* Begin Records provided *

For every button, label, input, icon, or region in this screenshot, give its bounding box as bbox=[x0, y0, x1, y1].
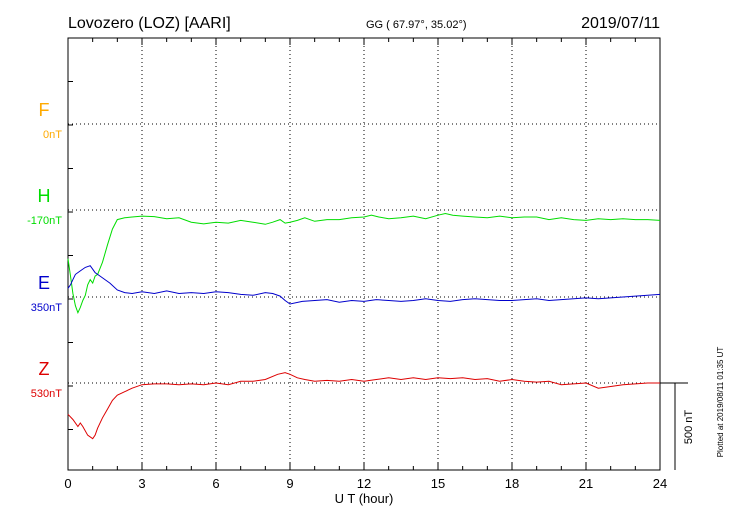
component-label-f: F bbox=[39, 100, 50, 120]
plotted-at-note: Plotted at 2019/08/11 01:35 UT bbox=[716, 347, 725, 458]
component-baseline-f: 0nT bbox=[43, 129, 62, 141]
date-label: 2019/07/11 bbox=[581, 15, 660, 32]
component-baseline-e: 350nT bbox=[31, 302, 62, 314]
x-tick-label: 24 bbox=[653, 476, 667, 491]
x-tick-label: 15 bbox=[431, 476, 445, 491]
x-tick-label: 6 bbox=[212, 476, 219, 491]
x-tick-label: 0 bbox=[64, 476, 71, 491]
scale-bar-label: 500 nT bbox=[683, 410, 695, 445]
component-label-e: E bbox=[38, 273, 50, 293]
axis-ticks bbox=[67, 37, 661, 470]
x-tick-label: 9 bbox=[286, 476, 293, 491]
data-series bbox=[67, 212, 661, 440]
grid-lines bbox=[68, 38, 660, 470]
series-line-z bbox=[67, 372, 660, 440]
scale-bar: 500 nT bbox=[660, 382, 695, 470]
component-baseline-z: 530nT bbox=[31, 388, 62, 400]
x-tick-label: 12 bbox=[357, 476, 371, 491]
x-tick-label: 3 bbox=[138, 476, 145, 491]
x-tick-label: 21 bbox=[579, 476, 593, 491]
component-label-z: Z bbox=[39, 359, 50, 379]
station-title: Lovozero (LOZ) [AARI] bbox=[68, 15, 231, 32]
x-axis-label: U T (hour) bbox=[335, 491, 394, 506]
x-tick-labels: 0 3 6 9 12 15 18 21 24 bbox=[64, 476, 667, 491]
coordinates-label: GG ( 67.97°, 35.02°) bbox=[366, 19, 467, 31]
series-line-e bbox=[67, 265, 661, 305]
component-labels: F 0nT H -170nT E 350nT Z 530nT bbox=[27, 100, 62, 400]
component-baseline-h: -170nT bbox=[27, 215, 62, 227]
component-label-h: H bbox=[38, 186, 51, 206]
series-line-h bbox=[67, 212, 661, 315]
x-tick-label: 18 bbox=[505, 476, 519, 491]
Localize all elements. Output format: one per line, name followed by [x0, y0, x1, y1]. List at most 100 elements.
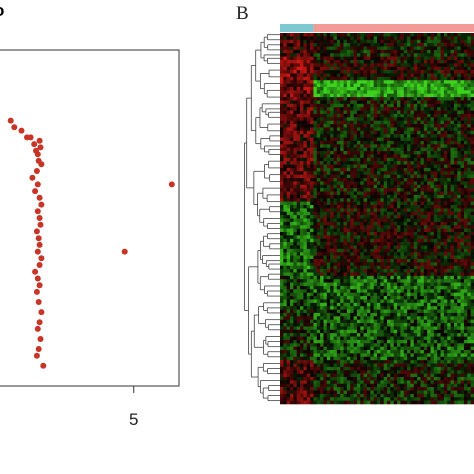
heatmap-cell: [457, 113, 461, 118]
heatmap-cell: [430, 194, 435, 199]
heatmap-cell: [346, 255, 351, 260]
heatmap-cell: [453, 120, 458, 125]
heatmap-cell: [440, 154, 445, 159]
heatmap-cell: [417, 252, 421, 256]
heatmap-cell: [323, 238, 328, 243]
heatmap-cell: [457, 147, 461, 152]
heatmap-cell: [423, 117, 428, 121]
heatmap-cell: [293, 63, 298, 68]
heatmap-cell: [360, 43, 364, 47]
heatmap-cell: [293, 215, 298, 219]
heatmap-cell: [423, 120, 428, 125]
heatmap-cell: [360, 242, 364, 246]
heatmap-cell: [370, 46, 374, 51]
heatmap-cell: [290, 279, 294, 283]
heatmap-cell: [280, 56, 284, 61]
heatmap-cell: [343, 238, 348, 243]
heatmap-cell: [366, 46, 371, 51]
heatmap-cell: [417, 86, 421, 91]
heatmap-cell: [413, 56, 418, 61]
heatmap-cell: [453, 258, 458, 263]
heatmap-cell: [440, 43, 445, 47]
heatmap-cell: [410, 292, 415, 297]
heatmap-cell: [340, 49, 344, 54]
heatmap-cell: [313, 107, 318, 111]
heatmap-cell: [400, 144, 405, 148]
heatmap-cell: [440, 124, 445, 128]
heatmap-cell: [380, 97, 384, 101]
heatmap-cell: [333, 100, 338, 105]
heatmap-cell: [280, 39, 284, 44]
scatter-panel: o 5: [0, 1, 180, 429]
heatmap-cell: [343, 80, 348, 84]
heatmap-cell: [283, 140, 287, 145]
heatmap-cell: [393, 188, 398, 192]
heatmap-cell: [280, 86, 284, 91]
heatmap-cell: [356, 137, 361, 142]
heatmap-cell: [333, 289, 338, 293]
heatmap-cell: [346, 238, 351, 243]
heatmap-cell: [387, 36, 391, 41]
heatmap-cell: [410, 238, 415, 243]
heatmap-cell: [423, 218, 428, 223]
heatmap-cell: [407, 151, 411, 155]
heatmap-cell: [390, 285, 395, 290]
heatmap-cell: [447, 208, 451, 213]
heatmap-cell: [397, 221, 401, 226]
heatmap-cell: [313, 171, 318, 175]
heatmap-cell: [423, 70, 428, 74]
heatmap-cell: [363, 191, 368, 196]
heatmap-cell: [463, 137, 468, 142]
heatmap-cell: [353, 39, 358, 44]
heatmap-cell: [407, 279, 411, 283]
heatmap-cell: [286, 285, 291, 290]
heatmap-cell: [296, 154, 301, 159]
heatmap-cell: [460, 63, 465, 68]
heatmap-cell: [427, 275, 431, 280]
heatmap-cell: [393, 110, 398, 115]
heatmap-cell: [296, 238, 301, 243]
heatmap-cell: [433, 164, 438, 169]
heatmap-cell: [377, 53, 381, 57]
heatmap-cell: [420, 258, 425, 263]
heatmap-cell: [313, 76, 318, 81]
heatmap-cell: [453, 147, 458, 152]
heatmap-cell: [417, 238, 421, 243]
heatmap-cell: [286, 167, 291, 172]
heatmap-cell: [400, 43, 405, 47]
heatmap-cell: [417, 218, 421, 223]
heatmap-cell: [306, 113, 311, 118]
heatmap-cell: [470, 66, 474, 71]
heatmap-cell: [437, 59, 441, 64]
heatmap-cell: [336, 242, 341, 246]
heatmap-cell: [303, 86, 308, 91]
heatmap-cell: [296, 76, 301, 81]
heatmap-cell: [383, 73, 388, 78]
heatmap-cell: [423, 73, 428, 78]
heatmap-cell: [410, 49, 415, 54]
heatmap-cell: [420, 59, 425, 64]
heatmap-cell: [437, 245, 441, 250]
heatmap-cell: [316, 174, 321, 179]
heatmap-cell: [293, 198, 298, 202]
heatmap-cell: [443, 265, 448, 270]
heatmap-cell: [313, 262, 318, 267]
heatmap-cell: [336, 80, 341, 84]
heatmap-cell: [447, 275, 451, 280]
heatmap-cell: [387, 110, 391, 115]
heatmap-cell: [393, 184, 398, 189]
heatmap-cell: [296, 245, 301, 250]
heatmap-cell: [363, 194, 368, 199]
heatmap-cell: [363, 289, 368, 293]
heatmap-cell: [353, 86, 358, 91]
heatmap-cell: [437, 289, 441, 293]
heatmap-cell: [440, 86, 445, 91]
heatmap-cell: [333, 265, 338, 270]
heatmap-cell: [447, 130, 451, 135]
heatmap-cell: [356, 252, 361, 256]
heatmap-cell: [343, 144, 348, 148]
heatmap-cell: [417, 39, 421, 44]
heatmap-cell: [463, 120, 468, 125]
heatmap-cell: [373, 154, 378, 159]
heatmap-cell: [410, 282, 415, 287]
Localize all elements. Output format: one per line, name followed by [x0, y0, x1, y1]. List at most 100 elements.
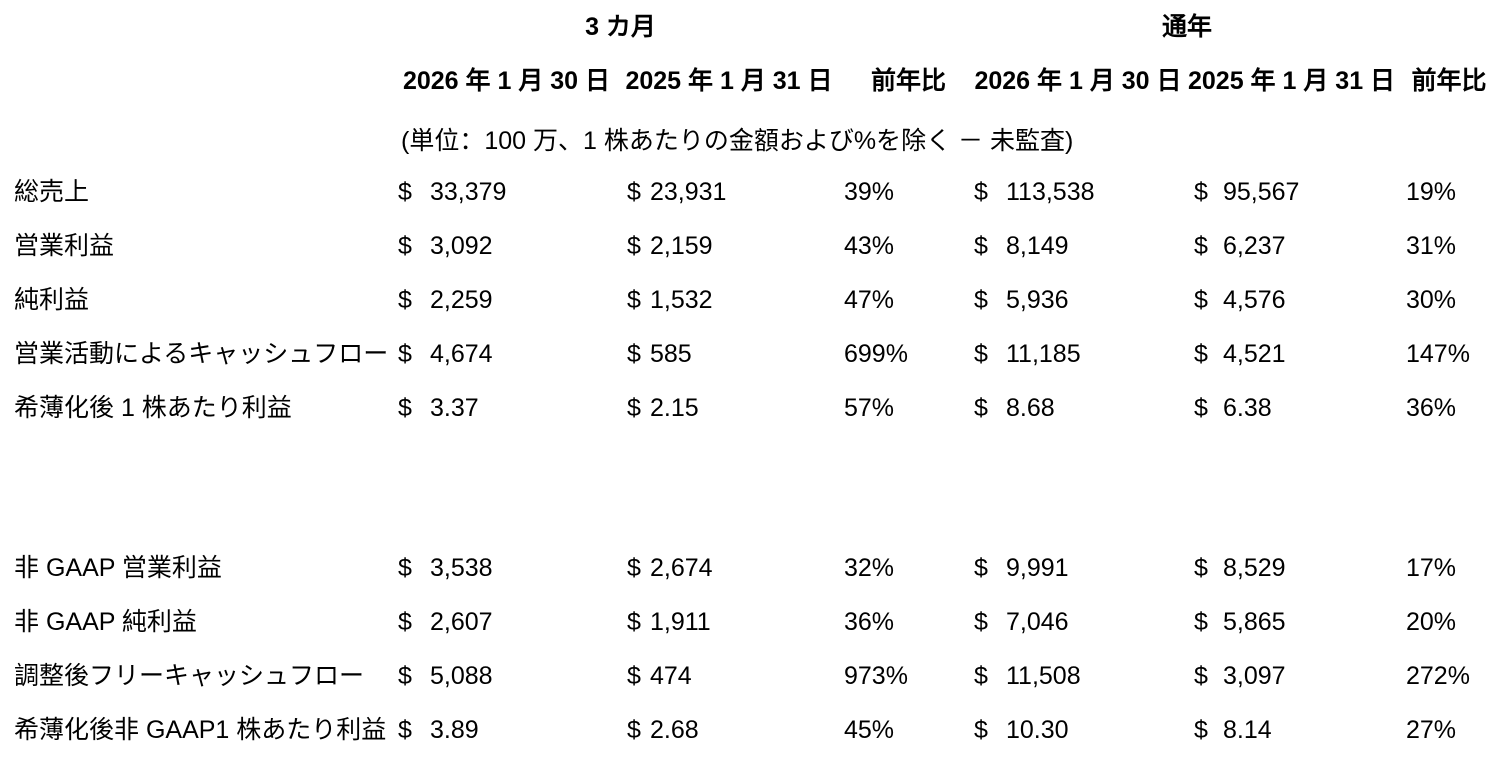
q-2026-amount: $3,092	[398, 231, 627, 260]
q-2026-amount: $3.37	[398, 393, 627, 422]
q-2026-amount: $33,379	[398, 177, 627, 206]
q-2026-amount: $3,538	[398, 553, 627, 582]
amount-value: 3,538	[430, 553, 493, 582]
fy-2026-amount: $5,936	[974, 285, 1194, 314]
fy-yoy-value: 19%	[1406, 177, 1457, 206]
fy-2025-amount: $3,097	[1194, 661, 1400, 690]
col-header-fy-yoy: 前年比	[1411, 66, 1487, 95]
dollar-sign: $	[627, 393, 641, 422]
amount-value: 11,185	[1006, 339, 1081, 368]
q-2025-amount: $23,931	[627, 177, 843, 206]
dollar-sign: $	[974, 339, 988, 368]
section-gap	[0, 435, 1498, 541]
table-row: 営業利益 $3,092 $2,159 43% $8,149 $6,237 31%	[0, 219, 1498, 273]
group-header-row: 3 カ月 通年	[0, 0, 1498, 54]
q-yoy-value: 32%	[844, 553, 895, 582]
dollar-sign: $	[1194, 177, 1208, 206]
col-header-q-2026: 2026 年 1 月 30 日	[402, 66, 611, 95]
amount-value: 3.37	[430, 393, 479, 422]
dollar-sign: $	[1194, 339, 1208, 368]
q-2026-amount: $2,259	[398, 285, 627, 314]
fy-2026-amount: $11,508	[974, 661, 1194, 690]
dollar-sign: $	[974, 231, 988, 260]
dollar-sign: $	[1194, 607, 1208, 636]
amount-value: 5,865	[1223, 607, 1286, 636]
amount-value: 3,097	[1223, 661, 1286, 690]
row-label: 営業活動によるキャッシュフロー	[14, 339, 389, 368]
dollar-sign: $	[627, 607, 641, 636]
fy-2026-amount: $113,538	[974, 177, 1194, 206]
table-row: 非 GAAP 純利益 $2,607 $1,911 36% $7,046 $5,8…	[0, 595, 1498, 649]
dollar-sign: $	[1194, 285, 1208, 314]
amount-value: 2.68	[650, 715, 699, 744]
dollar-sign: $	[398, 661, 412, 690]
q-2025-amount: $474	[627, 661, 843, 690]
fy-yoy-value: 31%	[1406, 231, 1457, 260]
fy-2026-amount: $8,149	[974, 231, 1194, 260]
q-2026-amount: $2,607	[398, 607, 627, 636]
q-2025-amount: $2,674	[627, 553, 843, 582]
q-yoy-value: 57%	[844, 393, 895, 422]
amount-value: 23,931	[650, 177, 727, 206]
row-label: 営業利益	[14, 231, 115, 260]
dollar-sign: $	[398, 553, 412, 582]
q-2026-amount: $4,674	[398, 341, 627, 367]
q-2026-amount: $5,088	[398, 661, 627, 690]
dollar-sign: $	[1194, 393, 1208, 422]
units-note-row: (単位：100 万、1 株あたりの金額および%を除く － 未監査)	[0, 108, 1498, 162]
q-yoy-value: 47%	[844, 285, 895, 314]
dollar-sign: $	[974, 285, 988, 314]
dollar-sign: $	[1194, 231, 1208, 260]
group-header-full-year: 通年	[1161, 12, 1212, 41]
dollar-sign: $	[974, 553, 988, 582]
dollar-sign: $	[974, 607, 988, 636]
fy-2026-amount: $11,185	[974, 339, 1194, 368]
row-label: 調整後フリーキャッシュフロー	[14, 661, 365, 690]
fy-2026-amount: $7,046	[974, 607, 1194, 636]
row-label: 純利益	[14, 285, 90, 314]
dollar-sign: $	[398, 607, 412, 636]
amount-value: 2,674	[650, 553, 713, 582]
fy-yoy-value: 36%	[1406, 393, 1457, 422]
q-yoy-value: 973%	[844, 661, 908, 690]
amount-value: 8,529	[1223, 553, 1286, 582]
table-row: 非 GAAP 営業利益 $3,538 $2,674 32% $9,991 $8,…	[0, 541, 1498, 595]
fy-2026-amount: $8.68	[974, 393, 1194, 422]
amount-value: 6,237	[1223, 231, 1286, 260]
amount-value: 11,508	[1006, 661, 1081, 690]
fy-yoy-value: 20%	[1406, 607, 1457, 636]
fy-2025-amount: $5,865	[1194, 607, 1400, 636]
dollar-sign: $	[1194, 661, 1208, 690]
dollar-sign: $	[398, 285, 412, 314]
row-label: 総売上	[14, 177, 90, 206]
amount-value: 33,379	[430, 177, 507, 206]
dollar-sign: $	[398, 393, 412, 422]
fy-2026-amount: $9,991	[974, 553, 1194, 582]
fy-2025-amount: $8.14	[1194, 717, 1400, 743]
row-label: 非 GAAP 営業利益	[14, 553, 222, 582]
dollar-sign: $	[1194, 553, 1208, 582]
table-row: 総売上 $33,379 $23,931 39% $113,538 $95,567…	[0, 165, 1498, 219]
table-row: 純利益 $2,259 $1,532 47% $5,936 $4,576 30%	[0, 273, 1498, 327]
table-row: 希薄化後非 GAAP1 株あたり利益 $3.89 $2.68 45% $10.3…	[0, 703, 1498, 757]
amount-value: 3,092	[430, 231, 493, 260]
amount-value: 1,532	[650, 285, 713, 314]
table-row: 調整後フリーキャッシュフロー $5,088 $474 973% $11,508 …	[0, 649, 1498, 703]
q-yoy-value: 39%	[844, 177, 895, 206]
dollar-sign: $	[974, 393, 988, 422]
amount-value: 4,521	[1223, 339, 1286, 368]
dollar-sign: $	[627, 715, 641, 744]
dollar-sign: $	[627, 553, 641, 582]
q-yoy-value: 45%	[844, 715, 895, 744]
amount-value: 4,576	[1223, 285, 1286, 314]
group-header-three-months: 3 カ月	[585, 12, 656, 41]
row-label: 非 GAAP 純利益	[14, 607, 197, 636]
amount-value: 585	[650, 339, 692, 368]
dollar-sign: $	[974, 177, 988, 206]
amount-value: 7,046	[1006, 607, 1069, 636]
fy-2025-amount: $6.38	[1194, 393, 1400, 422]
amount-value: 9,991	[1006, 553, 1069, 582]
dollar-sign: $	[627, 661, 641, 690]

* End Records provided *

Return, unchanged, the rows from the line containing "component-label-f: F bbox=[39, 100, 50, 120]" up to and including the line containing "x-tick-label: 0 bbox=[64, 476, 71, 491]".

component-label-f: F bbox=[39, 100, 50, 120]
plotted-at-note: Plotted at 2019/08/11 01:35 UT bbox=[716, 347, 725, 458]
component-baseline-f: 0nT bbox=[43, 129, 62, 141]
date-label: 2019/07/11 bbox=[581, 15, 660, 32]
component-baseline-e: 350nT bbox=[31, 302, 62, 314]
x-tick-label: 24 bbox=[653, 476, 667, 491]
x-tick-label: 15 bbox=[431, 476, 445, 491]
x-tick-label: 6 bbox=[212, 476, 219, 491]
x-tick-label: 0 bbox=[64, 476, 71, 491]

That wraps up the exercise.